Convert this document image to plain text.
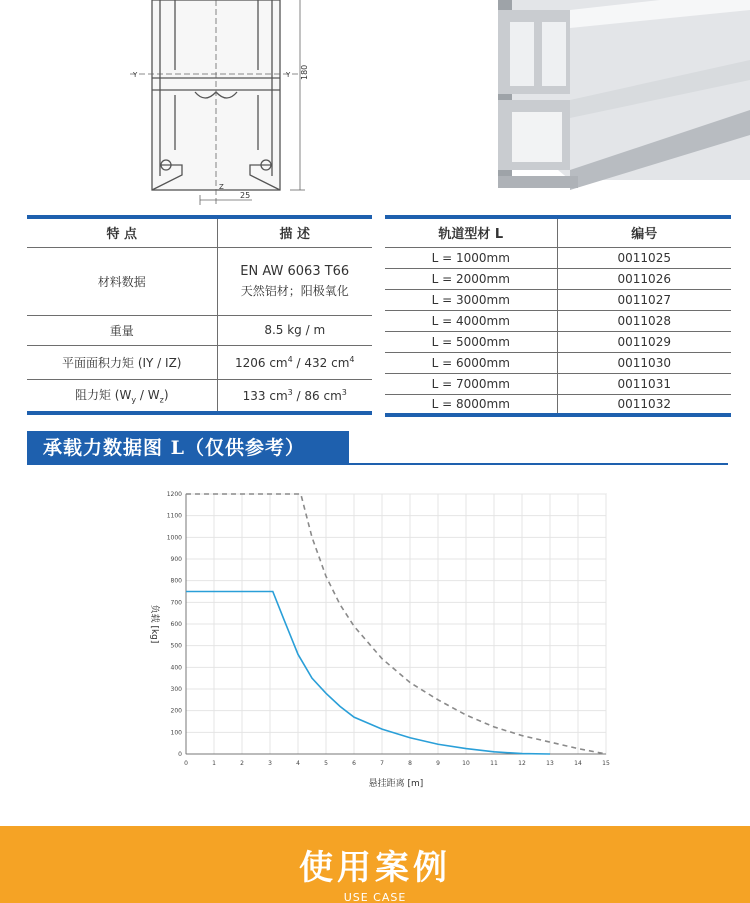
Y	Y 180
Z
25
特 点	描 述
材料数据	EN AW 6063 T66
天然铝材；阳极氧化

重量	8.5 kg / m
平面面积力矩 (IY / IZ)	1206 $cm^4 / 432$ $cm^4$
阻力矩 $(W_y / W_z)$	133 $cm^3 / 86$ $cm^3$
轨道型材 L	编号
L = 1000mm	0011025
L = 2000mm	0011026
L = 3000mm	0011027
L = 4000mm	0011028
L = 5000mm	0011029
L = 6000mm	0011030
L = 7000mm	0011031
L = 8000mm	0011032
承载力数据图 L（仅供参考）
0	1	2	3	4	5	6	7	8	9	10	11	12	13	14	15
0
100
200
300
400
500
600
700
800
900
1000
1100
1200
悬挂距离 [m]
负载 [kg]
使用案例
USE CASE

--

[THE EXERCISE]
Give the entries again word for word, but skip the pictures.

[RESULT OF THIS TASK]
Convert this document image to plain text.
Y	Y 180
Z
25
特 点	描 述
材料数据	EN AW 6063 T66
天然铝材；阳极氧化

重量	8.5 kg / m
平面面积力矩 (IY / IZ)	1206 $cm^4 / 432$ $cm^4$
阻力矩 $(W_y / W_z)$	133 $cm^3 / 86$ $cm^3$
轨道型材 L	编号
L = 1000mm	0011025
L = 2000mm	0011026
L = 3000mm	0011027
L = 4000mm	0011028
L = 5000mm	0011029
L = 6000mm	0011030
L = 7000mm	0011031
L = 8000mm	0011032
承载力数据图 L（仅供参考）
0	1	2	3	4	5	6	7	8	9	10	11	12	13	14	15
0
100
200
300
400
500
600
700
800
900
1000
1100
1200
悬挂距离 [m]
负载 [kg]
使用案例
USE CASE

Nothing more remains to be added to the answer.